What is expected:
Transcribe all of the material below word for word and leave out its pictures.

Records shown:
## Start

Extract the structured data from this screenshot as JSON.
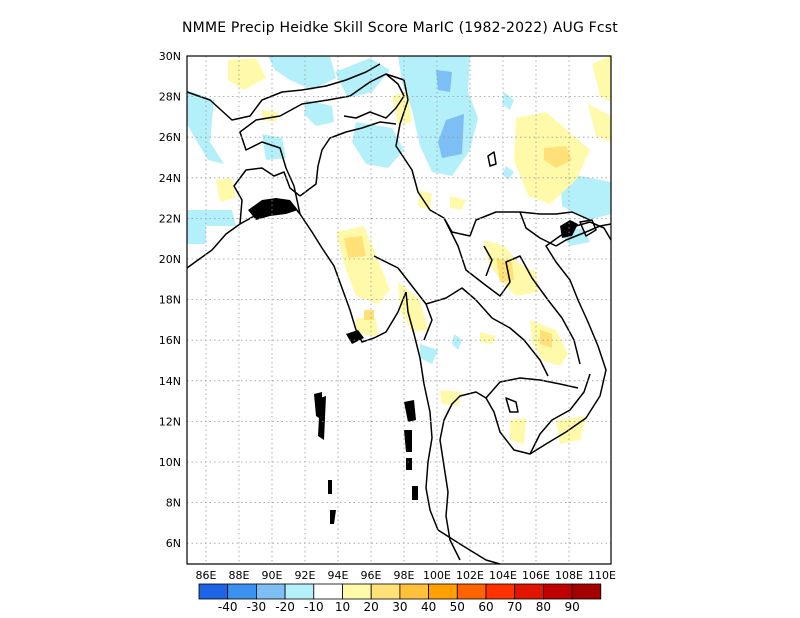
{
  "title": "NMME Precip Heidke Skill Score MarIC (1982-2022) AUG Fcst",
  "lat_ticks": [
    "30N",
    "28N",
    "26N",
    "24N",
    "22N",
    "20N",
    "18N",
    "16N",
    "14N",
    "12N",
    "10N",
    "8N",
    "6N"
  ],
  "lon_ticks": [
    "86E",
    "88E",
    "90E",
    "92E",
    "94E",
    "96E",
    "98E",
    "100E",
    "102E",
    "104E",
    "106E",
    "108E",
    "110E"
  ],
  "colorbar": {
    "colors": [
      "#1e64e6",
      "#3c91f0",
      "#7dbef5",
      "#b4f0fa",
      "#ffffff",
      "#fffaaa",
      "#ffe178",
      "#ffc03c",
      "#ffa000",
      "#ff6400",
      "#ff3200",
      "#e11400",
      "#c00000",
      "#a50000"
    ],
    "labels": [
      "-40",
      "-30",
      "-20",
      "-10",
      "10",
      "20",
      "30",
      "40",
      "50",
      "60",
      "70",
      "80",
      "90"
    ]
  },
  "legend_colors": {
    "neg_light": "#b4f0fa",
    "neg_mid": "#7dbef5",
    "pos_light": "#fffaaa",
    "pos_mid": "#ffe178"
  }
}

## End

Task answer:
Extract the structured data from this screenshot as JSON.
{
  "title": "NMME Precip Heidke Skill Score MarIC (1982-2022) AUG Fcst",
  "lat_ticks": [
    "30N",
    "28N",
    "26N",
    "24N",
    "22N",
    "20N",
    "18N",
    "16N",
    "14N",
    "12N",
    "10N",
    "8N",
    "6N"
  ],
  "lon_ticks": [
    "86E",
    "88E",
    "90E",
    "92E",
    "94E",
    "96E",
    "98E",
    "100E",
    "102E",
    "104E",
    "106E",
    "108E",
    "110E"
  ],
  "colorbar": {
    "colors": [
      "#1e64e6",
      "#3c91f0",
      "#7dbef5",
      "#b4f0fa",
      "#ffffff",
      "#fffaaa",
      "#ffe178",
      "#ffc03c",
      "#ffa000",
      "#ff6400",
      "#ff3200",
      "#e11400",
      "#c00000",
      "#a50000"
    ],
    "labels": [
      "-40",
      "-30",
      "-20",
      "-10",
      "10",
      "20",
      "30",
      "40",
      "50",
      "60",
      "70",
      "80",
      "90"
    ]
  },
  "legend_colors": {
    "neg_light": "#b4f0fa",
    "neg_mid": "#7dbef5",
    "pos_light": "#fffaaa",
    "pos_mid": "#ffe178"
  }
}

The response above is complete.